Dataset records
┌──

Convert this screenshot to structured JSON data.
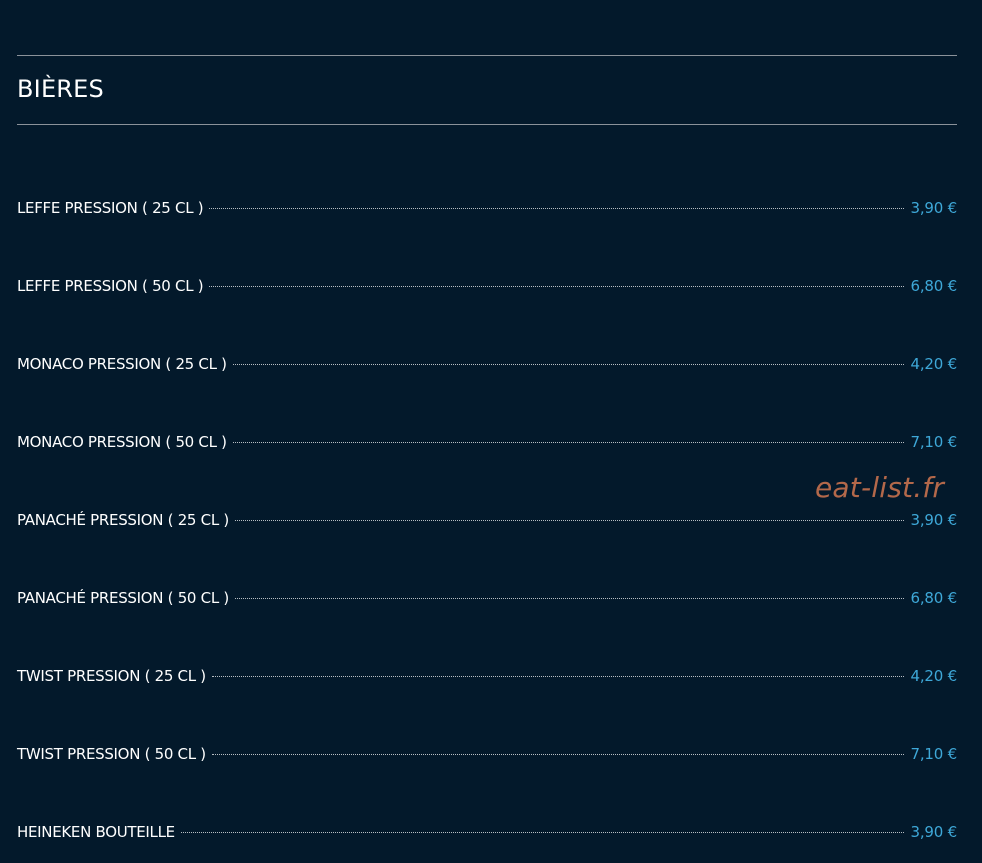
{
  "section": {
    "title": "BIÈRES"
  },
  "menu": {
    "items": [
      {
        "name": "LEFFE PRESSION ( 25 CL )",
        "price": "3,90 €"
      },
      {
        "name": "LEFFE PRESSION ( 50 CL )",
        "price": "6,80 €"
      },
      {
        "name": "MONACO PRESSION ( 25 CL )",
        "price": "4,20 €"
      },
      {
        "name": "MONACO PRESSION ( 50 CL )",
        "price": "7,10 €"
      },
      {
        "name": "PANACHÉ PRESSION ( 25 CL )",
        "price": "3,90 €"
      },
      {
        "name": "PANACHÉ PRESSION ( 50 CL )",
        "price": "6,80 €"
      },
      {
        "name": "TWIST PRESSION ( 25 CL )",
        "price": "4,20 €"
      },
      {
        "name": "TWIST PRESSION ( 50 CL )",
        "price": "7,10 €"
      },
      {
        "name": "HEINEKEN BOUTEILLE",
        "price": "3,90 €"
      }
    ]
  },
  "watermark": {
    "text": "eat-list.fr"
  },
  "colors": {
    "background": "#03192b",
    "text": "#ffffff",
    "price": "#3ea8d8",
    "divider": "#8b929a",
    "watermark": "#b3684a"
  }
}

└──

→ **Short exercise**: Strip out the pictures and quote the remaining data word for word.

→ **Response**:
Convert this screenshot to structured JSON data.
{
  "section": {
    "title": "BIÈRES"
  },
  "menu": {
    "items": [
      {
        "name": "LEFFE PRESSION ( 25 CL )",
        "price": "3,90 €"
      },
      {
        "name": "LEFFE PRESSION ( 50 CL )",
        "price": "6,80 €"
      },
      {
        "name": "MONACO PRESSION ( 25 CL )",
        "price": "4,20 €"
      },
      {
        "name": "MONACO PRESSION ( 50 CL )",
        "price": "7,10 €"
      },
      {
        "name": "PANACHÉ PRESSION ( 25 CL )",
        "price": "3,90 €"
      },
      {
        "name": "PANACHÉ PRESSION ( 50 CL )",
        "price": "6,80 €"
      },
      {
        "name": "TWIST PRESSION ( 25 CL )",
        "price": "4,20 €"
      },
      {
        "name": "TWIST PRESSION ( 50 CL )",
        "price": "7,10 €"
      },
      {
        "name": "HEINEKEN BOUTEILLE",
        "price": "3,90 €"
      }
    ]
  },
  "watermark": {
    "text": "eat-list.fr"
  },
  "colors": {
    "background": "#03192b",
    "text": "#ffffff",
    "price": "#3ea8d8",
    "divider": "#8b929a",
    "watermark": "#b3684a"
  }
}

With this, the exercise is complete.